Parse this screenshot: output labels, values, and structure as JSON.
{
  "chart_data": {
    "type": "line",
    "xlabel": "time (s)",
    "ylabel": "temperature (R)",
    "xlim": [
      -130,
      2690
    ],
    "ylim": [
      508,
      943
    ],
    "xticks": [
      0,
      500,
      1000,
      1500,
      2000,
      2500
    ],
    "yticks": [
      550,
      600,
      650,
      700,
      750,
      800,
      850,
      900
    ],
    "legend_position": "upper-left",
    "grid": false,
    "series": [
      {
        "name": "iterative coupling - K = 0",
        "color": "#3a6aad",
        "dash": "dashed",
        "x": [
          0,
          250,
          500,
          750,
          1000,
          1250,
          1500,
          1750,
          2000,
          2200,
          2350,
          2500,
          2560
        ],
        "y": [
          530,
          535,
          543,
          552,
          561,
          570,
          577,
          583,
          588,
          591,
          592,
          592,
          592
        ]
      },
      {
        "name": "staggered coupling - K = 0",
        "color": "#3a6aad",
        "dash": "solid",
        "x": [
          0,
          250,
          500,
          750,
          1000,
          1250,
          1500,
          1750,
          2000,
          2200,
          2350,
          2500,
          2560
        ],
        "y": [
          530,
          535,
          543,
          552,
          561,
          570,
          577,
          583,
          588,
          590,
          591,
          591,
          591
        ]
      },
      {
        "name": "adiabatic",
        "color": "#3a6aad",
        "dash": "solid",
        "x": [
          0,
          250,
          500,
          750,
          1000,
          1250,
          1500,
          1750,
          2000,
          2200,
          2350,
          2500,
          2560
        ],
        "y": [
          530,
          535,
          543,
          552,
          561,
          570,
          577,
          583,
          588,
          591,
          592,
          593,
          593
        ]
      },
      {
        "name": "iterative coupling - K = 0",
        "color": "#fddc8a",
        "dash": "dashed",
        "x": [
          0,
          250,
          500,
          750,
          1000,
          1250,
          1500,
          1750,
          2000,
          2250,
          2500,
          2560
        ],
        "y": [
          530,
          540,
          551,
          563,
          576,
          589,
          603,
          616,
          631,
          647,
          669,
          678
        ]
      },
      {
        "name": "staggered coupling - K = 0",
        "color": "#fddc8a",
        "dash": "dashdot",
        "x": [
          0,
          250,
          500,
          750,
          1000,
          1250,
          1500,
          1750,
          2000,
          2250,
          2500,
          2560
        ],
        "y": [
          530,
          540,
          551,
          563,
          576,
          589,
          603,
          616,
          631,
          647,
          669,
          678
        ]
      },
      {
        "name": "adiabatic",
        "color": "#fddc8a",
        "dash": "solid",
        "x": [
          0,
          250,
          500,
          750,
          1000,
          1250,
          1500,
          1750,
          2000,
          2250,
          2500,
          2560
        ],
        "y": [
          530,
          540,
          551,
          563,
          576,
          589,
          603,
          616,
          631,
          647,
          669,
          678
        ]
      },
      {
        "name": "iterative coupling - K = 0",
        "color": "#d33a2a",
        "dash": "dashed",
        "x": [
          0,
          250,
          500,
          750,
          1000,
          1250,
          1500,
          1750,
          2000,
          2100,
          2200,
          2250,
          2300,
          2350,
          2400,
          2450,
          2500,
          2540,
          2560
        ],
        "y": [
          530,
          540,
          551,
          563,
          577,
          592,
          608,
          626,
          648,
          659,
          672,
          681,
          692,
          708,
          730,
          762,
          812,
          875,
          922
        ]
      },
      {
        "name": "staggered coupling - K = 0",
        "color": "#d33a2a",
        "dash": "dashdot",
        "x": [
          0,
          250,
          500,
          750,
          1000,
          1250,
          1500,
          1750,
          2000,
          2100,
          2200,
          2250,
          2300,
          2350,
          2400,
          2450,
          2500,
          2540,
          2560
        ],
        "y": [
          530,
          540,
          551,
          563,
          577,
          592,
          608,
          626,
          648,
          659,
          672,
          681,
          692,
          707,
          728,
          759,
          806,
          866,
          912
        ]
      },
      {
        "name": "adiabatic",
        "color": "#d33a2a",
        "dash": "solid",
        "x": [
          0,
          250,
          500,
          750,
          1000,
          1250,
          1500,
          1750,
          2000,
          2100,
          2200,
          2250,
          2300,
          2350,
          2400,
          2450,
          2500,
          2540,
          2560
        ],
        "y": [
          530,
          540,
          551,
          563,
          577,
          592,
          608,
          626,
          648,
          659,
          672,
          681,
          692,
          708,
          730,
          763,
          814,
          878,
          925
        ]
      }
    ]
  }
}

========================================================================

Write out every entry above, word for word.

Parse this screenshot: output labels, values, and structure as JSON.
{
  "chart_data": {
    "type": "line",
    "xlabel": "time (s)",
    "ylabel": "temperature (R)",
    "xlim": [
      -130,
      2690
    ],
    "ylim": [
      508,
      943
    ],
    "xticks": [
      0,
      500,
      1000,
      1500,
      2000,
      2500
    ],
    "yticks": [
      550,
      600,
      650,
      700,
      750,
      800,
      850,
      900
    ],
    "legend_position": "upper-left",
    "grid": false,
    "series": [
      {
        "name": "iterative coupling - K = 0",
        "color": "#3a6aad",
        "dash": "dashed",
        "x": [
          0,
          250,
          500,
          750,
          1000,
          1250,
          1500,
          1750,
          2000,
          2200,
          2350,
          2500,
          2560
        ],
        "y": [
          530,
          535,
          543,
          552,
          561,
          570,
          577,
          583,
          588,
          591,
          592,
          592,
          592
        ]
      },
      {
        "name": "staggered coupling - K = 0",
        "color": "#3a6aad",
        "dash": "solid",
        "x": [
          0,
          250,
          500,
          750,
          1000,
          1250,
          1500,
          1750,
          2000,
          2200,
          2350,
          2500,
          2560
        ],
        "y": [
          530,
          535,
          543,
          552,
          561,
          570,
          577,
          583,
          588,
          590,
          591,
          591,
          591
        ]
      },
      {
        "name": "adiabatic",
        "color": "#3a6aad",
        "dash": "solid",
        "x": [
          0,
          250,
          500,
          750,
          1000,
          1250,
          1500,
          1750,
          2000,
          2200,
          2350,
          2500,
          2560
        ],
        "y": [
          530,
          535,
          543,
          552,
          561,
          570,
          577,
          583,
          588,
          591,
          592,
          593,
          593
        ]
      },
      {
        "name": "iterative coupling - K = 0",
        "color": "#fddc8a",
        "dash": "dashed",
        "x": [
          0,
          250,
          500,
          750,
          1000,
          1250,
          1500,
          1750,
          2000,
          2250,
          2500,
          2560
        ],
        "y": [
          530,
          540,
          551,
          563,
          576,
          589,
          603,
          616,
          631,
          647,
          669,
          678
        ]
      },
      {
        "name": "staggered coupling - K = 0",
        "color": "#fddc8a",
        "dash": "dashdot",
        "x": [
          0,
          250,
          500,
          750,
          1000,
          1250,
          1500,
          1750,
          2000,
          2250,
          2500,
          2560
        ],
        "y": [
          530,
          540,
          551,
          563,
          576,
          589,
          603,
          616,
          631,
          647,
          669,
          678
        ]
      },
      {
        "name": "adiabatic",
        "color": "#fddc8a",
        "dash": "solid",
        "x": [
          0,
          250,
          500,
          750,
          1000,
          1250,
          1500,
          1750,
          2000,
          2250,
          2500,
          2560
        ],
        "y": [
          530,
          540,
          551,
          563,
          576,
          589,
          603,
          616,
          631,
          647,
          669,
          678
        ]
      },
      {
        "name": "iterative coupling - K = 0",
        "color": "#d33a2a",
        "dash": "dashed",
        "x": [
          0,
          250,
          500,
          750,
          1000,
          1250,
          1500,
          1750,
          2000,
          2100,
          2200,
          2250,
          2300,
          2350,
          2400,
          2450,
          2500,
          2540,
          2560
        ],
        "y": [
          530,
          540,
          551,
          563,
          577,
          592,
          608,
          626,
          648,
          659,
          672,
          681,
          692,
          708,
          730,
          762,
          812,
          875,
          922
        ]
      },
      {
        "name": "staggered coupling - K = 0",
        "color": "#d33a2a",
        "dash": "dashdot",
        "x": [
          0,
          250,
          500,
          750,
          1000,
          1250,
          1500,
          1750,
          2000,
          2100,
          2200,
          2250,
          2300,
          2350,
          2400,
          2450,
          2500,
          2540,
          2560
        ],
        "y": [
          530,
          540,
          551,
          563,
          577,
          592,
          608,
          626,
          648,
          659,
          672,
          681,
          692,
          707,
          728,
          759,
          806,
          866,
          912
        ]
      },
      {
        "name": "adiabatic",
        "color": "#d33a2a",
        "dash": "solid",
        "x": [
          0,
          250,
          500,
          750,
          1000,
          1250,
          1500,
          1750,
          2000,
          2100,
          2200,
          2250,
          2300,
          2350,
          2400,
          2450,
          2500,
          2540,
          2560
        ],
        "y": [
          530,
          540,
          551,
          563,
          577,
          592,
          608,
          626,
          648,
          659,
          672,
          681,
          692,
          708,
          730,
          763,
          814,
          878,
          925
        ]
      }
    ]
  }
}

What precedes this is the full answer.